— Start TASK INPUT —

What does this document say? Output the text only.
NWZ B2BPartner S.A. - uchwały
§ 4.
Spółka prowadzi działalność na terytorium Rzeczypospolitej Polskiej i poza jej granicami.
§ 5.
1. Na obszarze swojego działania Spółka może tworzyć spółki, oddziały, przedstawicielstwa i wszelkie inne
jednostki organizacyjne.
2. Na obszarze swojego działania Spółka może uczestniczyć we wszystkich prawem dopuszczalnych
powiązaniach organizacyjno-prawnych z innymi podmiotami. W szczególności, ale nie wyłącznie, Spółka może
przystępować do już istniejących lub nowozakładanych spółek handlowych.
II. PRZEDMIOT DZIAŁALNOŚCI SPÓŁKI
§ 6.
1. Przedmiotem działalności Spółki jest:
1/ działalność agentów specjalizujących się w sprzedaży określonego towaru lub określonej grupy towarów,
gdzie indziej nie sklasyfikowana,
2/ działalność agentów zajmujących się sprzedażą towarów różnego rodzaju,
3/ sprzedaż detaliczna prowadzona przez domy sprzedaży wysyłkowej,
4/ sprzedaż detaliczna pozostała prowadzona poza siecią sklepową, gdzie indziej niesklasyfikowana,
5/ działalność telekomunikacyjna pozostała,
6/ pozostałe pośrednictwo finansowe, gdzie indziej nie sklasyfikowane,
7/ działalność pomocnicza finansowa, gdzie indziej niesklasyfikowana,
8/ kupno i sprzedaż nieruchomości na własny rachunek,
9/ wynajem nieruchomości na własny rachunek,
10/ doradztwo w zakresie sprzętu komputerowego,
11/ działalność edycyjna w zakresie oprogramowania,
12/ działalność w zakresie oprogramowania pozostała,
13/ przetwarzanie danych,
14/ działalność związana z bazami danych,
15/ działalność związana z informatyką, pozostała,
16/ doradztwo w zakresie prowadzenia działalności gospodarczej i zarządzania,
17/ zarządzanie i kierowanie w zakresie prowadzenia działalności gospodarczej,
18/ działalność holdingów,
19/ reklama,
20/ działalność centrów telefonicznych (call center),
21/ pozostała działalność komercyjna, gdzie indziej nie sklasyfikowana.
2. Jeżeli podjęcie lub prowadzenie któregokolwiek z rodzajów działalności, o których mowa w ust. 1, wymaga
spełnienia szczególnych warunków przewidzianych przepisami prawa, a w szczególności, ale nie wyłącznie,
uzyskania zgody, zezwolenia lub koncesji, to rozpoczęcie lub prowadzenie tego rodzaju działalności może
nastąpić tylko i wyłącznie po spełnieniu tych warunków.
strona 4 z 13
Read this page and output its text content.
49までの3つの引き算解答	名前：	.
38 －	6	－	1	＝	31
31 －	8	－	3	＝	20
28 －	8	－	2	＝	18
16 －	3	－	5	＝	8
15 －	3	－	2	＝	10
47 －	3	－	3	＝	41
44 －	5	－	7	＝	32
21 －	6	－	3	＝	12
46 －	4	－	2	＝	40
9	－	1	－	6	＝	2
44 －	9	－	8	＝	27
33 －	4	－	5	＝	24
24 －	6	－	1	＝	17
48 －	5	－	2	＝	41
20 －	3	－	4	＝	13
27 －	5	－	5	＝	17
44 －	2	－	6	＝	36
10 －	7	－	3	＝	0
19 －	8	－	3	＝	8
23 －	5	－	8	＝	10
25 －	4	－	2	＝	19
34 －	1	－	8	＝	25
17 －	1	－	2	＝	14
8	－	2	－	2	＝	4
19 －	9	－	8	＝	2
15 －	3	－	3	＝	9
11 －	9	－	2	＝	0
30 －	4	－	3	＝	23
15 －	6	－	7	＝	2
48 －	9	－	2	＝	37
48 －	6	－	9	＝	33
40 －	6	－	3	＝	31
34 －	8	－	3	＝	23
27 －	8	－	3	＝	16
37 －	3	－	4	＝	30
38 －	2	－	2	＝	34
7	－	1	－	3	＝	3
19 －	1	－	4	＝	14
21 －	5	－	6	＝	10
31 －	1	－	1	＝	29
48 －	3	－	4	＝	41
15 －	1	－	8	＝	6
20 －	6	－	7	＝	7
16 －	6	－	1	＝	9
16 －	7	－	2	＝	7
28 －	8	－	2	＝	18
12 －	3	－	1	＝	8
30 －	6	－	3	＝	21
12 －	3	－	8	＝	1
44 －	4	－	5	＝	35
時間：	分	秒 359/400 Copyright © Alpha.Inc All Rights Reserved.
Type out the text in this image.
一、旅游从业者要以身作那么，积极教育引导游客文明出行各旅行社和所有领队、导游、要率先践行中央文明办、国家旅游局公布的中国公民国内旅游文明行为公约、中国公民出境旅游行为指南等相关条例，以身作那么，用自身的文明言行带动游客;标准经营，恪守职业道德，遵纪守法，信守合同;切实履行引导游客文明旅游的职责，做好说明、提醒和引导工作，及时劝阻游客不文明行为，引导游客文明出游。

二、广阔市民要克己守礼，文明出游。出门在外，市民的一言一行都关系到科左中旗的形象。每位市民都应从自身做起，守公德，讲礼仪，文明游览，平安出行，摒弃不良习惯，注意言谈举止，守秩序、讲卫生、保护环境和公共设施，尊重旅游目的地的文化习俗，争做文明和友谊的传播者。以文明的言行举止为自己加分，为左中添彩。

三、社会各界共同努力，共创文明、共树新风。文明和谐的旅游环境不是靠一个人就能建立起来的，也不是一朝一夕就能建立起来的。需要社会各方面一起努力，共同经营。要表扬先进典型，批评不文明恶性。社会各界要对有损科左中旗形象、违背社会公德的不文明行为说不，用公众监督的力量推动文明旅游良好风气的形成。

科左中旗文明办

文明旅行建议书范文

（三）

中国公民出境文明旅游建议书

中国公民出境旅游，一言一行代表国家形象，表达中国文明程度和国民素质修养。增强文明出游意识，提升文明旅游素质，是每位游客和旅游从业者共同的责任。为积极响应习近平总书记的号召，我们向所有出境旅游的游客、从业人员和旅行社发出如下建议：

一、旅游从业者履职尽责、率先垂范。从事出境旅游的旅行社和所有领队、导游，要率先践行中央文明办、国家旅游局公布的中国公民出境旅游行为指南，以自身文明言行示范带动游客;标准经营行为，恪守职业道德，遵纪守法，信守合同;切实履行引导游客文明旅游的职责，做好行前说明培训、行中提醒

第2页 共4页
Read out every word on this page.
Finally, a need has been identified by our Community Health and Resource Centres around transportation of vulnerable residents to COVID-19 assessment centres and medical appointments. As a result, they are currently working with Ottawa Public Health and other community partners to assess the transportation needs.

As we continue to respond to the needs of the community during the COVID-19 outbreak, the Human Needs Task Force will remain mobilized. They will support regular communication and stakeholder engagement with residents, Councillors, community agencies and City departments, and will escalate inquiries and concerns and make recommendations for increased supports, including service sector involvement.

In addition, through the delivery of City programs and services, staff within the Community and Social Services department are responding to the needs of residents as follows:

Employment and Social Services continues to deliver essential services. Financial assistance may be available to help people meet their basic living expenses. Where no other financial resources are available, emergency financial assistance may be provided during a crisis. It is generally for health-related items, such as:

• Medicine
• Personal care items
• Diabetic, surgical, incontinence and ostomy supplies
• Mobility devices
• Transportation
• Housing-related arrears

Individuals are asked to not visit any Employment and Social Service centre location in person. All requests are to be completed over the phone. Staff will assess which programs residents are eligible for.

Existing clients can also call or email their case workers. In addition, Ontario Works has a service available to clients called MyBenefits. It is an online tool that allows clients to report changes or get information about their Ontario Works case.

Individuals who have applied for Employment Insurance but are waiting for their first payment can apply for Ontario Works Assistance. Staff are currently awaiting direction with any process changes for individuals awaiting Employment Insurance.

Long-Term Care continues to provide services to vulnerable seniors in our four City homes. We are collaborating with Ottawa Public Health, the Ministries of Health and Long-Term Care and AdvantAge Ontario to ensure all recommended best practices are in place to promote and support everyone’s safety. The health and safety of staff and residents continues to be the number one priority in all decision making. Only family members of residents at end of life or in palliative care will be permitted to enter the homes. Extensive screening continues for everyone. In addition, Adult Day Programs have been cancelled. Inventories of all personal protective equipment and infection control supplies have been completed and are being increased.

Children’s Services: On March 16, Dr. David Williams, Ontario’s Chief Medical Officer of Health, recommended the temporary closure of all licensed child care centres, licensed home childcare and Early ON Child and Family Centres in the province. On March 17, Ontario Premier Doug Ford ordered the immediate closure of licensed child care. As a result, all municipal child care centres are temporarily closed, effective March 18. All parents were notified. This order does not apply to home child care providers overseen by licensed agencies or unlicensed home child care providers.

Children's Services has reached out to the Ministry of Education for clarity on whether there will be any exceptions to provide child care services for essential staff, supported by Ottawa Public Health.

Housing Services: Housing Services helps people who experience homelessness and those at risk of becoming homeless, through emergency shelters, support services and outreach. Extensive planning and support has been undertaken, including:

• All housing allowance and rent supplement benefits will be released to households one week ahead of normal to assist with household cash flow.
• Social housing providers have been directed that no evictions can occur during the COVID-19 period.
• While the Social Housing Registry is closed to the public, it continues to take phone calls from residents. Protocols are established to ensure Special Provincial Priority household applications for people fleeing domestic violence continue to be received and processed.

— End TASK INPUT —

• WHAT YOU NEED TO DO:
Go through the records and gather the lines that hold "zakresie".

• TASK RESULT:
10/ doradztwo w zakresie sprzętu komputerowego,
11/ działalność edycyjna w zakresie oprogramowania,
12/ działalność w zakresie oprogramowania pozostała,
16/ doradztwo w zakresie prowadzenia działalności gospodarczej i zarządzania,
17/ zarządzanie i kierowanie w zakresie prowadzenia działalności gospodarczej,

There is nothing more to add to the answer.